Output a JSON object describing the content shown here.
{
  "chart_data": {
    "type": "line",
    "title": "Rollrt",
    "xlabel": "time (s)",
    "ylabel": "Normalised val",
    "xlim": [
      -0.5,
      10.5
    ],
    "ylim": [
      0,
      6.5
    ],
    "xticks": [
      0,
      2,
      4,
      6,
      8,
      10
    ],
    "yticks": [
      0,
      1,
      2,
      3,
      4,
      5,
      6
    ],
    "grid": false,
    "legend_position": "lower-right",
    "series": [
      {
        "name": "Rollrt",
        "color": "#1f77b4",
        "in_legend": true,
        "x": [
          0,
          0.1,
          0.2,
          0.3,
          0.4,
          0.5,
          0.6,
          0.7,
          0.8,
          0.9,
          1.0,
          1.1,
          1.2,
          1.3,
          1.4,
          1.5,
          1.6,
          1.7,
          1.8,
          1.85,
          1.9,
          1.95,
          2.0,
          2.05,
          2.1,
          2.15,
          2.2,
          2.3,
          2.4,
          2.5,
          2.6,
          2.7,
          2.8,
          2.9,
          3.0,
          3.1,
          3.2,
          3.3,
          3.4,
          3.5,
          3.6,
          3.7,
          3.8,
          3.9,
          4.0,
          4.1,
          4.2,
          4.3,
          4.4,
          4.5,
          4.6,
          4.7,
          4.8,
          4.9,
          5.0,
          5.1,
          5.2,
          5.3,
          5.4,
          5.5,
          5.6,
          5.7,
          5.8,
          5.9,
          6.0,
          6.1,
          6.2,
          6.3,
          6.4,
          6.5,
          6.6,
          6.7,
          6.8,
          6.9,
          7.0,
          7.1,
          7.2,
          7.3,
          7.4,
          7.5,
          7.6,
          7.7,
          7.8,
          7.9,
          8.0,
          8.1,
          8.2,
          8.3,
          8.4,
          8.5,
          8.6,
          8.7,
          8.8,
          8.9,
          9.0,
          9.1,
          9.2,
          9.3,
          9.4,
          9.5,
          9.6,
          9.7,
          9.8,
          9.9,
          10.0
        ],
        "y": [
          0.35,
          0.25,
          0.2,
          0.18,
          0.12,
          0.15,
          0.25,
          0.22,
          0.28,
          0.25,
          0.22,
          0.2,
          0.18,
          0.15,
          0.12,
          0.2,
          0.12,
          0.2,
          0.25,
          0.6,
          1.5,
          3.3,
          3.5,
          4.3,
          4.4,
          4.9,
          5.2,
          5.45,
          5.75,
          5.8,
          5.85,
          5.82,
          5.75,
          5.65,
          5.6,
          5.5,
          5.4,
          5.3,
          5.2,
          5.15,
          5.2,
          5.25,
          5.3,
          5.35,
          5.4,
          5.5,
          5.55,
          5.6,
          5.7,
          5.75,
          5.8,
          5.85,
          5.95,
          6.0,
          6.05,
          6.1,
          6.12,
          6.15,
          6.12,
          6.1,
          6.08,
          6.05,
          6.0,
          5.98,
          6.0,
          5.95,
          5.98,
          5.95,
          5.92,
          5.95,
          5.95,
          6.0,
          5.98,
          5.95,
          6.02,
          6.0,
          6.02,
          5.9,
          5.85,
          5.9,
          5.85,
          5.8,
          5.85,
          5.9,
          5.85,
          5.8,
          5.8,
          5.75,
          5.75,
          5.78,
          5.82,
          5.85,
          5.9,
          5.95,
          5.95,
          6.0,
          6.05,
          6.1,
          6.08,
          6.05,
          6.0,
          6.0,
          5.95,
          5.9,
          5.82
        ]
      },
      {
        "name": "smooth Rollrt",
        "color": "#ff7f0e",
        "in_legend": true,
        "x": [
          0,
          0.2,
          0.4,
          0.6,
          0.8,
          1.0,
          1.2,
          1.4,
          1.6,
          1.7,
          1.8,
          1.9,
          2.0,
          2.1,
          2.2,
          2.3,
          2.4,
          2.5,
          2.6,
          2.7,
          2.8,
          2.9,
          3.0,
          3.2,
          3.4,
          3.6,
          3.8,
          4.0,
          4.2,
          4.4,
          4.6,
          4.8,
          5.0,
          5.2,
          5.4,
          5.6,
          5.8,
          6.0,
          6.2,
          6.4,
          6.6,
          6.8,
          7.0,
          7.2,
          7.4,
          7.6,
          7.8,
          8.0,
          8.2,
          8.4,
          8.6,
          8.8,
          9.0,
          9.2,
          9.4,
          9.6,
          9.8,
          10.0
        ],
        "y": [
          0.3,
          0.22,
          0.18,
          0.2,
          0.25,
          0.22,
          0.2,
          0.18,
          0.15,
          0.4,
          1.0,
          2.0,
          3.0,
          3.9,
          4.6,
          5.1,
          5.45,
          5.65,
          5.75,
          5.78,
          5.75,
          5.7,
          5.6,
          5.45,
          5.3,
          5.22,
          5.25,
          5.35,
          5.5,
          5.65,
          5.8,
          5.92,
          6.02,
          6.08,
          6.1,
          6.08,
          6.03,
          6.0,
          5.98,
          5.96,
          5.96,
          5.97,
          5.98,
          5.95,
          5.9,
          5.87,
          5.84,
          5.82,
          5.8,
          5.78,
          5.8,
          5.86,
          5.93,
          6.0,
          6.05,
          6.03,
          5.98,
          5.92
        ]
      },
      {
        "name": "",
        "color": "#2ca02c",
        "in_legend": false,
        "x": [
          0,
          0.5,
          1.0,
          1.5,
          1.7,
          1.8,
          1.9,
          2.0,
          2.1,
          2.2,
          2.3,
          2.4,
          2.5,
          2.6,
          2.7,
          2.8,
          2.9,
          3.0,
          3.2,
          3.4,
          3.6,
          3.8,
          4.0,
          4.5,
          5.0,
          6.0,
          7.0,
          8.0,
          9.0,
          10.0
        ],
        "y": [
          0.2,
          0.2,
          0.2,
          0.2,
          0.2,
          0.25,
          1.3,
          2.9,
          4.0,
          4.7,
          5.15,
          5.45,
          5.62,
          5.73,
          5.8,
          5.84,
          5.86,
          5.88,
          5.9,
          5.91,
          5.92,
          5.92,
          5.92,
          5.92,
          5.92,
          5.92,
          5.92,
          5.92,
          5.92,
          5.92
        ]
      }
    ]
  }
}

======

> **THE REQUEST**
Copy out every entry again, exactly as it was given.

> **EXERCISE OUTPUT**
Output a JSON object describing the content shown here.
{
  "chart_data": {
    "type": "line",
    "title": "Rollrt",
    "xlabel": "time (s)",
    "ylabel": "Normalised val",
    "xlim": [
      -0.5,
      10.5
    ],
    "ylim": [
      0,
      6.5
    ],
    "xticks": [
      0,
      2,
      4,
      6,
      8,
      10
    ],
    "yticks": [
      0,
      1,
      2,
      3,
      4,
      5,
      6
    ],
    "grid": false,
    "legend_position": "lower-right",
    "series": [
      {
        "name": "Rollrt",
        "color": "#1f77b4",
        "in_legend": true,
        "x": [
          0,
          0.1,
          0.2,
          0.3,
          0.4,
          0.5,
          0.6,
          0.7,
          0.8,
          0.9,
          1.0,
          1.1,
          1.2,
          1.3,
          1.4,
          1.5,
          1.6,
          1.7,
          1.8,
          1.85,
          1.9,
          1.95,
          2.0,
          2.05,
          2.1,
          2.15,
          2.2,
          2.3,
          2.4,
          2.5,
          2.6,
          2.7,
          2.8,
          2.9,
          3.0,
          3.1,
          3.2,
          3.3,
          3.4,
          3.5,
          3.6,
          3.7,
          3.8,
          3.9,
          4.0,
          4.1,
          4.2,
          4.3,
          4.4,
          4.5,
          4.6,
          4.7,
          4.8,
          4.9,
          5.0,
          5.1,
          5.2,
          5.3,
          5.4,
          5.5,
          5.6,
          5.7,
          5.8,
          5.9,
          6.0,
          6.1,
          6.2,
          6.3,
          6.4,
          6.5,
          6.6,
          6.7,
          6.8,
          6.9,
          7.0,
          7.1,
          7.2,
          7.3,
          7.4,
          7.5,
          7.6,
          7.7,
          7.8,
          7.9,
          8.0,
          8.1,
          8.2,
          8.3,
          8.4,
          8.5,
          8.6,
          8.7,
          8.8,
          8.9,
          9.0,
          9.1,
          9.2,
          9.3,
          9.4,
          9.5,
          9.6,
          9.7,
          9.8,
          9.9,
          10.0
        ],
        "y": [
          0.35,
          0.25,
          0.2,
          0.18,
          0.12,
          0.15,
          0.25,
          0.22,
          0.28,
          0.25,
          0.22,
          0.2,
          0.18,
          0.15,
          0.12,
          0.2,
          0.12,
          0.2,
          0.25,
          0.6,
          1.5,
          3.3,
          3.5,
          4.3,
          4.4,
          4.9,
          5.2,
          5.45,
          5.75,
          5.8,
          5.85,
          5.82,
          5.75,
          5.65,
          5.6,
          5.5,
          5.4,
          5.3,
          5.2,
          5.15,
          5.2,
          5.25,
          5.3,
          5.35,
          5.4,
          5.5,
          5.55,
          5.6,
          5.7,
          5.75,
          5.8,
          5.85,
          5.95,
          6.0,
          6.05,
          6.1,
          6.12,
          6.15,
          6.12,
          6.1,
          6.08,
          6.05,
          6.0,
          5.98,
          6.0,
          5.95,
          5.98,
          5.95,
          5.92,
          5.95,
          5.95,
          6.0,
          5.98,
          5.95,
          6.02,
          6.0,
          6.02,
          5.9,
          5.85,
          5.9,
          5.85,
          5.8,
          5.85,
          5.9,
          5.85,
          5.8,
          5.8,
          5.75,
          5.75,
          5.78,
          5.82,
          5.85,
          5.9,
          5.95,
          5.95,
          6.0,
          6.05,
          6.1,
          6.08,
          6.05,
          6.0,
          6.0,
          5.95,
          5.9,
          5.82
        ]
      },
      {
        "name": "smooth Rollrt",
        "color": "#ff7f0e",
        "in_legend": true,
        "x": [
          0,
          0.2,
          0.4,
          0.6,
          0.8,
          1.0,
          1.2,
          1.4,
          1.6,
          1.7,
          1.8,
          1.9,
          2.0,
          2.1,
          2.2,
          2.3,
          2.4,
          2.5,
          2.6,
          2.7,
          2.8,
          2.9,
          3.0,
          3.2,
          3.4,
          3.6,
          3.8,
          4.0,
          4.2,
          4.4,
          4.6,
          4.8,
          5.0,
          5.2,
          5.4,
          5.6,
          5.8,
          6.0,
          6.2,
          6.4,
          6.6,
          6.8,
          7.0,
          7.2,
          7.4,
          7.6,
          7.8,
          8.0,
          8.2,
          8.4,
          8.6,
          8.8,
          9.0,
          9.2,
          9.4,
          9.6,
          9.8,
          10.0
        ],
        "y": [
          0.3,
          0.22,
          0.18,
          0.2,
          0.25,
          0.22,
          0.2,
          0.18,
          0.15,
          0.4,
          1.0,
          2.0,
          3.0,
          3.9,
          4.6,
          5.1,
          5.45,
          5.65,
          5.75,
          5.78,
          5.75,
          5.7,
          5.6,
          5.45,
          5.3,
          5.22,
          5.25,
          5.35,
          5.5,
          5.65,
          5.8,
          5.92,
          6.02,
          6.08,
          6.1,
          6.08,
          6.03,
          6.0,
          5.98,
          5.96,
          5.96,
          5.97,
          5.98,
          5.95,
          5.9,
          5.87,
          5.84,
          5.82,
          5.8,
          5.78,
          5.8,
          5.86,
          5.93,
          6.0,
          6.05,
          6.03,
          5.98,
          5.92
        ]
      },
      {
        "name": "",
        "color": "#2ca02c",
        "in_legend": false,
        "x": [
          0,
          0.5,
          1.0,
          1.5,
          1.7,
          1.8,
          1.9,
          2.0,
          2.1,
          2.2,
          2.3,
          2.4,
          2.5,
          2.6,
          2.7,
          2.8,
          2.9,
          3.0,
          3.2,
          3.4,
          3.6,
          3.8,
          4.0,
          4.5,
          5.0,
          6.0,
          7.0,
          8.0,
          9.0,
          10.0
        ],
        "y": [
          0.2,
          0.2,
          0.2,
          0.2,
          0.2,
          0.25,
          1.3,
          2.9,
          4.0,
          4.7,
          5.15,
          5.45,
          5.62,
          5.73,
          5.8,
          5.84,
          5.86,
          5.88,
          5.9,
          5.91,
          5.92,
          5.92,
          5.92,
          5.92,
          5.92,
          5.92,
          5.92,
          5.92,
          5.92,
          5.92
        ]
      }
    ]
  }
}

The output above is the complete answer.